#### Challenge
Can you pull out each line of the data below that includes the word "پرداخت"?

>> START Stored data

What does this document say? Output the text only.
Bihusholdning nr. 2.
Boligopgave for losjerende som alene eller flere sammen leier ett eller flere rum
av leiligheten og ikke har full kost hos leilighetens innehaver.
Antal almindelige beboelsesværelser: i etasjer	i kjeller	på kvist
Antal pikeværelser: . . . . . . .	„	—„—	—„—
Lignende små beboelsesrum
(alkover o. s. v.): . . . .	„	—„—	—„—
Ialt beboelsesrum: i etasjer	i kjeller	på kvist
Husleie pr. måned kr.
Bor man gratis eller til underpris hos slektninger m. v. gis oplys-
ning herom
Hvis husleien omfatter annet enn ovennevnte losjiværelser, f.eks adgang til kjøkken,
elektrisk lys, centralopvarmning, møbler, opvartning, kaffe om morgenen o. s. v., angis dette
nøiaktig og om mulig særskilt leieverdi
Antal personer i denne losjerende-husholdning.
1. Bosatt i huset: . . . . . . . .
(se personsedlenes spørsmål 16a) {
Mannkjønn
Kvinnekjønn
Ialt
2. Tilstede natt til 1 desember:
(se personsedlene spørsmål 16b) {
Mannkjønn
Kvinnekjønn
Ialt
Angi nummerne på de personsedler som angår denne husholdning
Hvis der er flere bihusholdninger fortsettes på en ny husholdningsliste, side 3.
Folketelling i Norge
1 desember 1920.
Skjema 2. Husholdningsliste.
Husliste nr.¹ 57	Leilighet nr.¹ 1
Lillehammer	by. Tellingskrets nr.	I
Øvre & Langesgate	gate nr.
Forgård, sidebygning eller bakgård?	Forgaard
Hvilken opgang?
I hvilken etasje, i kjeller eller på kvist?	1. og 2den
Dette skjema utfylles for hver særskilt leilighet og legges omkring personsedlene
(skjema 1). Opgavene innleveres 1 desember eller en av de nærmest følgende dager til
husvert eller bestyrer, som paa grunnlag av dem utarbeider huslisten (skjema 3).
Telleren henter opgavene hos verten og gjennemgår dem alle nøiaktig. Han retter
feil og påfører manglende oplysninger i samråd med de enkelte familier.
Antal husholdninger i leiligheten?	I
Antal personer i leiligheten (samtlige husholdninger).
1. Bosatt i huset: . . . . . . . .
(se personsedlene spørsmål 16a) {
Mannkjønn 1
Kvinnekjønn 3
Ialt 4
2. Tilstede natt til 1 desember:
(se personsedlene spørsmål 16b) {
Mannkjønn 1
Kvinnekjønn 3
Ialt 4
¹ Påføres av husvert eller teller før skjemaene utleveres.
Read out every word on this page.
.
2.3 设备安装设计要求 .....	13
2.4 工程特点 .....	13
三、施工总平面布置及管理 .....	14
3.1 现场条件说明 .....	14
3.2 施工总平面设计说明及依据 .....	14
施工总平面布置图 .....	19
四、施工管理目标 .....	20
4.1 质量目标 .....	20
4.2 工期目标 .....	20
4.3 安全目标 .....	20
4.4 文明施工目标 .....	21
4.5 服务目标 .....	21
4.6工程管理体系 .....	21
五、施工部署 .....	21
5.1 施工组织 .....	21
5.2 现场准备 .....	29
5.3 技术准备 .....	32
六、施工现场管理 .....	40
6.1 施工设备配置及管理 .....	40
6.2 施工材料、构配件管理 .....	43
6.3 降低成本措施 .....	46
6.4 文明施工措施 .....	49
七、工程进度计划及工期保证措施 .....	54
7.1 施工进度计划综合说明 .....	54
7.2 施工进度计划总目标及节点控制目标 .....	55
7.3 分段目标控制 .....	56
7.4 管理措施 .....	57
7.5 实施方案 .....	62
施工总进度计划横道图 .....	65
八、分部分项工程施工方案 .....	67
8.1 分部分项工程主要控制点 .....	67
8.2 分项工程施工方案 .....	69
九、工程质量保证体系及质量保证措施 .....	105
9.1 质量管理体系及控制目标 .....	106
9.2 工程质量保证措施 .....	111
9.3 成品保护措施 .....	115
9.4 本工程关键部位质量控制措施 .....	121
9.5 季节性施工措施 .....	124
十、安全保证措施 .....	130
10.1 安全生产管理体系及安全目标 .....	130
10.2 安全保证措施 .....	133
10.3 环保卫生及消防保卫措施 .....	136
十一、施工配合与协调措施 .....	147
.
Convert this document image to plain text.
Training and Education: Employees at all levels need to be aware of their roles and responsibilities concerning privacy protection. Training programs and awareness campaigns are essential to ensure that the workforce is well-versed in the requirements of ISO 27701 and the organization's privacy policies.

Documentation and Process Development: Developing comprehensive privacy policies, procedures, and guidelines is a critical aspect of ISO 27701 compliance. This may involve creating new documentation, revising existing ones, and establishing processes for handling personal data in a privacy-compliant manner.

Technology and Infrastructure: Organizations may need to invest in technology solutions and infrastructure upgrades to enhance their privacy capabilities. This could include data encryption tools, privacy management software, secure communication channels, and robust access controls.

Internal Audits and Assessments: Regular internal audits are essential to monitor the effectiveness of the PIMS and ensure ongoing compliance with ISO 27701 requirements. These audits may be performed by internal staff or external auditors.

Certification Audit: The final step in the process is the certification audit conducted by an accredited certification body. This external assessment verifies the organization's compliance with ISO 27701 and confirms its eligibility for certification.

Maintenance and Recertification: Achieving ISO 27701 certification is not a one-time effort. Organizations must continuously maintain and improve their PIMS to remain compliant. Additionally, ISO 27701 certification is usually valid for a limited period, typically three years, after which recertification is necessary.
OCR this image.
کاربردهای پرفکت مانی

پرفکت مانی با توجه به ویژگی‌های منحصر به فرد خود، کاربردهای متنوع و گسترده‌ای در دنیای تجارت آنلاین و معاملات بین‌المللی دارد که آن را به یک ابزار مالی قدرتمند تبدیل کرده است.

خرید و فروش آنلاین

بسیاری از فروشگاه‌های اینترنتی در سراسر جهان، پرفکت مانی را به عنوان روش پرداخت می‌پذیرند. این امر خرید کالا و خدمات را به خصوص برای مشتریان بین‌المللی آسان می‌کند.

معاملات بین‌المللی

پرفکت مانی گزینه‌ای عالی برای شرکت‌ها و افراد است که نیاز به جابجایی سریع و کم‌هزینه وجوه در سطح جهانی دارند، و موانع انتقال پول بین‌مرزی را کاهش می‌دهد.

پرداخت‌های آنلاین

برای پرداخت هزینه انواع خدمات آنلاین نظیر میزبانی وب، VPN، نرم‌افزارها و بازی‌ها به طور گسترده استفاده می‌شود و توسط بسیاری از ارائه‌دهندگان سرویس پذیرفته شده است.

>> END Stored data

#### Expected answer
بسیاری از فروشگاه‌های اینترنتی در سراسر جهان، پرفکت مانی را به عنوان روش پرداخت می‌پذیرند. این امر خرید کالا و خدمات را به خصوص برای مشتریان بین‌المللی آسان می‌کند.
پرداخت‌های آنلاین
برای پرداخت هزینه انواع خدمات آنلاین نظیر میزبانی وب، VPN، نرم‌افزارها و بازی‌ها به طور گسترده استفاده می‌شود و توسط بسیاری از ارائه‌دهندگان سرویس پذیرفته شده است.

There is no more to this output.